* _Extracted data entries_
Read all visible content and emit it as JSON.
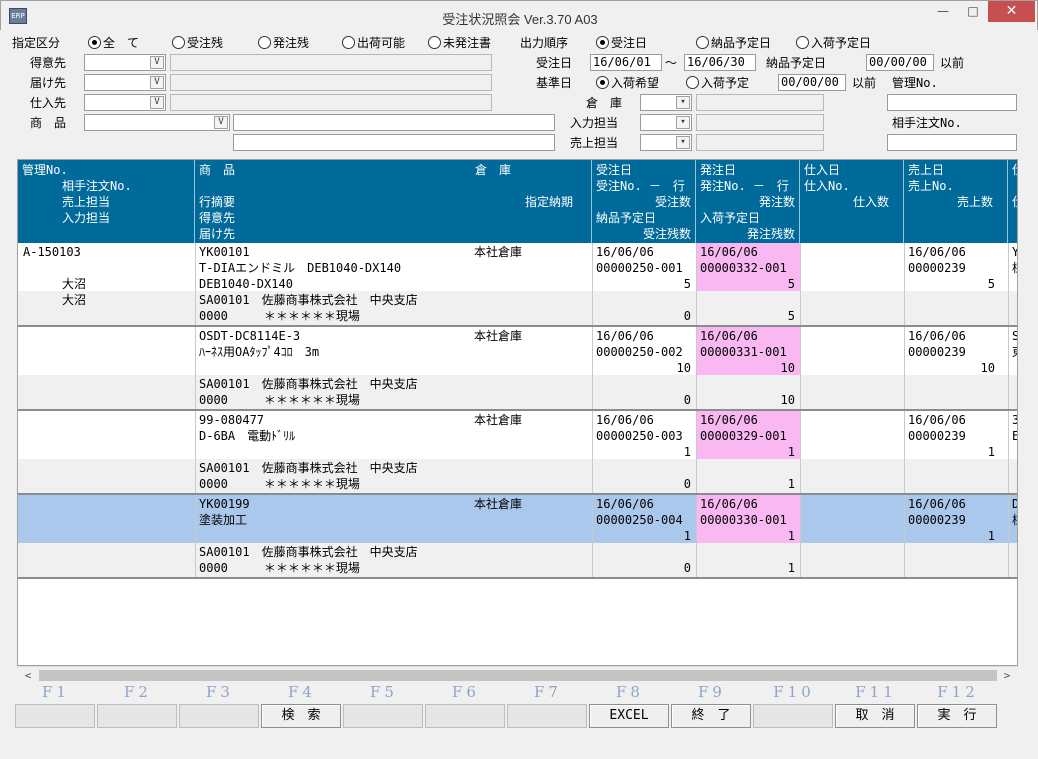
{
  "window": {
    "title": "受注状況照会 Ver.3.70 A03",
    "min_label": "—",
    "max_label": "□",
    "close_label": "✕",
    "icon_text": "ERP"
  },
  "filters": {
    "spec_label": "指定区分",
    "spec_options": [
      {
        "label": "全　て",
        "selected": true
      },
      {
        "label": "受注残",
        "selected": false
      },
      {
        "label": "発注残",
        "selected": false
      },
      {
        "label": "出荷可能",
        "selected": false
      },
      {
        "label": "未発注書",
        "selected": false
      }
    ],
    "order_label": "出力順序",
    "order_options": [
      {
        "label": "受注日",
        "selected": true
      },
      {
        "label": "納品予定日",
        "selected": false
      },
      {
        "label": "入荷予定日",
        "selected": false
      }
    ],
    "customer_label": "得意先",
    "deliver_label": "届け先",
    "supplier_label": "仕入先",
    "product_label": "商　品",
    "order_date_label": "受注日",
    "order_date_from": "16/06/01",
    "tilde": "～",
    "order_date_to": "16/06/30",
    "delivery_plan_label": "納品予定日",
    "delivery_plan_value": "00/00/00",
    "before_label": "以前",
    "base_date_label": "基準日",
    "base_options": [
      {
        "label": "入荷希望",
        "selected": true
      },
      {
        "label": "入荷予定",
        "selected": false
      }
    ],
    "base_date_value": "00/00/00",
    "mgmt_no_label": "管理No.",
    "warehouse_label": "倉　庫",
    "input_person_label": "入力担当",
    "sales_person_label": "売上担当",
    "partner_order_label": "相手注文No.",
    "combo_mark": "V",
    "dropdown_mark": "▾"
  },
  "grid": {
    "headers": {
      "col1": [
        "管理No.",
        "　　手注文No.",
        "　　売上担当",
        "　　入力担当"
      ],
      "col1_line2": "相手注文No.",
      "col2_left": [
        "商　品",
        "",
        "行摘要",
        "得意先",
        "届け先"
      ],
      "col2_warehouse": "倉　庫",
      "col2_delivery": "指定納期",
      "col3": [
        "受注日",
        "受注No. －　行",
        "受注数",
        "納品予定日",
        "受注残数"
      ],
      "col4": [
        "発注日",
        "発注No. －　行",
        "発注数",
        "入荷予定日",
        "発注残数"
      ],
      "col5": [
        "仕入日",
        "仕入No.",
        "仕入数"
      ],
      "col6": [
        "売上日",
        "売上No.",
        "売上数"
      ],
      "col7": [
        "仕",
        "",
        "仕"
      ]
    },
    "rows": [
      {
        "mgmt_no": "A-150103",
        "sales_person": "大沼",
        "input_person": "大沼",
        "product_code": "YK00101",
        "product_name": "T-DIAエンドミル　DEB1040-DX140",
        "line_memo": "DEB1040-DX140",
        "warehouse": "本社倉庫",
        "customer": "SA00101　佐藤商事株式会社　中央支店",
        "deliver": "0000　　　＊＊＊＊＊＊現場",
        "order_date": "16/06/06",
        "order_no": "00000250-001",
        "order_qty": "5",
        "order_remain": "0",
        "po_date": "16/06/06",
        "po_no": "00000332-001",
        "po_qty": "5",
        "po_remain": "5",
        "sale_date": "16/06/06",
        "sale_no": "00000239",
        "sale_qty": "5",
        "col7_a": "Y",
        "col7_b": "棟"
      },
      {
        "mgmt_no": "",
        "sales_person": "",
        "input_person": "",
        "product_code": "OSDT-DC8114E-3",
        "product_name": "ﾊｰﾈｽ用OAﾀｯﾌﾟ4ｺﾛ　3m",
        "line_memo": "",
        "warehouse": "本社倉庫",
        "customer": "SA00101　佐藤商事株式会社　中央支店",
        "deliver": "0000　　　＊＊＊＊＊＊現場",
        "order_date": "16/06/06",
        "order_no": "00000250-002",
        "order_qty": "10",
        "order_remain": "0",
        "po_date": "16/06/06",
        "po_no": "00000331-001",
        "po_qty": "10",
        "po_remain": "10",
        "sale_date": "16/06/06",
        "sale_no": "00000239",
        "sale_qty": "10",
        "col7_a": "S",
        "col7_b": "東"
      },
      {
        "mgmt_no": "",
        "sales_person": "",
        "input_person": "",
        "product_code": "99-080477",
        "product_name": "D-6BA　電動ﾄﾞﾘﾙ",
        "line_memo": "",
        "warehouse": "本社倉庫",
        "customer": "SA00101　佐藤商事株式会社　中央支店",
        "deliver": "0000　　　＊＊＊＊＊＊現場",
        "order_date": "16/06/06",
        "order_no": "00000250-003",
        "order_qty": "1",
        "order_remain": "0",
        "po_date": "16/06/06",
        "po_no": "00000329-001",
        "po_qty": "1",
        "po_remain": "1",
        "sale_date": "16/06/06",
        "sale_no": "00000239",
        "sale_qty": "1",
        "col7_a": "3",
        "col7_b": "E"
      },
      {
        "mgmt_no": "",
        "sales_person": "",
        "input_person": "",
        "product_code": "YK00199",
        "product_name": "塗装加工",
        "line_memo": "",
        "warehouse": "本社倉庫",
        "customer": "SA00101　佐藤商事株式会社　中央支店",
        "deliver": "0000　　　＊＊＊＊＊＊現場",
        "order_date": "16/06/06",
        "order_no": "00000250-004",
        "order_qty": "1",
        "order_remain": "0",
        "po_date": "16/06/06",
        "po_no": "00000330-001",
        "po_qty": "1",
        "po_remain": "1",
        "sale_date": "16/06/06",
        "sale_no": "00000239",
        "sale_qty": "1",
        "col7_a": "D",
        "col7_b": "棟"
      }
    ],
    "scroll_left": "<",
    "scroll_right": ">"
  },
  "fkeys": [
    {
      "key": "F1",
      "label": ""
    },
    {
      "key": "F2",
      "label": ""
    },
    {
      "key": "F3",
      "label": ""
    },
    {
      "key": "F4",
      "label": "検　索"
    },
    {
      "key": "F5",
      "label": ""
    },
    {
      "key": "F6",
      "label": ""
    },
    {
      "key": "F7",
      "label": ""
    },
    {
      "key": "F8",
      "label": "EXCEL"
    },
    {
      "key": "F9",
      "label": "終　了"
    },
    {
      "key": "F10",
      "label": ""
    },
    {
      "key": "F11",
      "label": "取　消"
    },
    {
      "key": "F12",
      "label": "実　行"
    }
  ]
}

* _WHAT IS REQUIRED_
Return the records exactly. Don't carry the pictures over.

* _RESULT OF THIS TASK_
Read all visible content and emit it as JSON.
{
  "window": {
    "title": "受注状況照会 Ver.3.70 A03",
    "min_label": "—",
    "max_label": "□",
    "close_label": "✕",
    "icon_text": "ERP"
  },
  "filters": {
    "spec_label": "指定区分",
    "spec_options": [
      {
        "label": "全　て",
        "selected": true
      },
      {
        "label": "受注残",
        "selected": false
      },
      {
        "label": "発注残",
        "selected": false
      },
      {
        "label": "出荷可能",
        "selected": false
      },
      {
        "label": "未発注書",
        "selected": false
      }
    ],
    "order_label": "出力順序",
    "order_options": [
      {
        "label": "受注日",
        "selected": true
      },
      {
        "label": "納品予定日",
        "selected": false
      },
      {
        "label": "入荷予定日",
        "selected": false
      }
    ],
    "customer_label": "得意先",
    "deliver_label": "届け先",
    "supplier_label": "仕入先",
    "product_label": "商　品",
    "order_date_label": "受注日",
    "order_date_from": "16/06/01",
    "tilde": "～",
    "order_date_to": "16/06/30",
    "delivery_plan_label": "納品予定日",
    "delivery_plan_value": "00/00/00",
    "before_label": "以前",
    "base_date_label": "基準日",
    "base_options": [
      {
        "label": "入荷希望",
        "selected": true
      },
      {
        "label": "入荷予定",
        "selected": false
      }
    ],
    "base_date_value": "00/00/00",
    "mgmt_no_label": "管理No.",
    "warehouse_label": "倉　庫",
    "input_person_label": "入力担当",
    "sales_person_label": "売上担当",
    "partner_order_label": "相手注文No.",
    "combo_mark": "V",
    "dropdown_mark": "▾"
  },
  "grid": {
    "headers": {
      "col1": [
        "管理No.",
        "　　手注文No.",
        "　　売上担当",
        "　　入力担当"
      ],
      "col1_line2": "相手注文No.",
      "col2_left": [
        "商　品",
        "",
        "行摘要",
        "得意先",
        "届け先"
      ],
      "col2_warehouse": "倉　庫",
      "col2_delivery": "指定納期",
      "col3": [
        "受注日",
        "受注No. －　行",
        "受注数",
        "納品予定日",
        "受注残数"
      ],
      "col4": [
        "発注日",
        "発注No. －　行",
        "発注数",
        "入荷予定日",
        "発注残数"
      ],
      "col5": [
        "仕入日",
        "仕入No.",
        "仕入数"
      ],
      "col6": [
        "売上日",
        "売上No.",
        "売上数"
      ],
      "col7": [
        "仕",
        "",
        "仕"
      ]
    },
    "rows": [
      {
        "mgmt_no": "A-150103",
        "sales_person": "大沼",
        "input_person": "大沼",
        "product_code": "YK00101",
        "product_name": "T-DIAエンドミル　DEB1040-DX140",
        "line_memo": "DEB1040-DX140",
        "warehouse": "本社倉庫",
        "customer": "SA00101　佐藤商事株式会社　中央支店",
        "deliver": "0000　　　＊＊＊＊＊＊現場",
        "order_date": "16/06/06",
        "order_no": "00000250-001",
        "order_qty": "5",
        "order_remain": "0",
        "po_date": "16/06/06",
        "po_no": "00000332-001",
        "po_qty": "5",
        "po_remain": "5",
        "sale_date": "16/06/06",
        "sale_no": "00000239",
        "sale_qty": "5",
        "col7_a": "Y",
        "col7_b": "棟"
      },
      {
        "mgmt_no": "",
        "sales_person": "",
        "input_person": "",
        "product_code": "OSDT-DC8114E-3",
        "product_name": "ﾊｰﾈｽ用OAﾀｯﾌﾟ4ｺﾛ　3m",
        "line_memo": "",
        "warehouse": "本社倉庫",
        "customer": "SA00101　佐藤商事株式会社　中央支店",
        "deliver": "0000　　　＊＊＊＊＊＊現場",
        "order_date": "16/06/06",
        "order_no": "00000250-002",
        "order_qty": "10",
        "order_remain": "0",
        "po_date": "16/06/06",
        "po_no": "00000331-001",
        "po_qty": "10",
        "po_remain": "10",
        "sale_date": "16/06/06",
        "sale_no": "00000239",
        "sale_qty": "10",
        "col7_a": "S",
        "col7_b": "東"
      },
      {
        "mgmt_no": "",
        "sales_person": "",
        "input_person": "",
        "product_code": "99-080477",
        "product_name": "D-6BA　電動ﾄﾞﾘﾙ",
        "line_memo": "",
        "warehouse": "本社倉庫",
        "customer": "SA00101　佐藤商事株式会社　中央支店",
        "deliver": "0000　　　＊＊＊＊＊＊現場",
        "order_date": "16/06/06",
        "order_no": "00000250-003",
        "order_qty": "1",
        "order_remain": "0",
        "po_date": "16/06/06",
        "po_no": "00000329-001",
        "po_qty": "1",
        "po_remain": "1",
        "sale_date": "16/06/06",
        "sale_no": "00000239",
        "sale_qty": "1",
        "col7_a": "3",
        "col7_b": "E"
      },
      {
        "mgmt_no": "",
        "sales_person": "",
        "input_person": "",
        "product_code": "YK00199",
        "product_name": "塗装加工",
        "line_memo": "",
        "warehouse": "本社倉庫",
        "customer": "SA00101　佐藤商事株式会社　中央支店",
        "deliver": "0000　　　＊＊＊＊＊＊現場",
        "order_date": "16/06/06",
        "order_no": "00000250-004",
        "order_qty": "1",
        "order_remain": "0",
        "po_date": "16/06/06",
        "po_no": "00000330-001",
        "po_qty": "1",
        "po_remain": "1",
        "sale_date": "16/06/06",
        "sale_no": "00000239",
        "sale_qty": "1",
        "col7_a": "D",
        "col7_b": "棟"
      }
    ],
    "scroll_left": "<",
    "scroll_right": ">"
  },
  "fkeys": [
    {
      "key": "F1",
      "label": ""
    },
    {
      "key": "F2",
      "label": ""
    },
    {
      "key": "F3",
      "label": ""
    },
    {
      "key": "F4",
      "label": "検　索"
    },
    {
      "key": "F5",
      "label": ""
    },
    {
      "key": "F6",
      "label": ""
    },
    {
      "key": "F7",
      "label": ""
    },
    {
      "key": "F8",
      "label": "EXCEL"
    },
    {
      "key": "F9",
      "label": "終　了"
    },
    {
      "key": "F10",
      "label": ""
    },
    {
      "key": "F11",
      "label": "取　消"
    },
    {
      "key": "F12",
      "label": "実　行"
    }
  ]
}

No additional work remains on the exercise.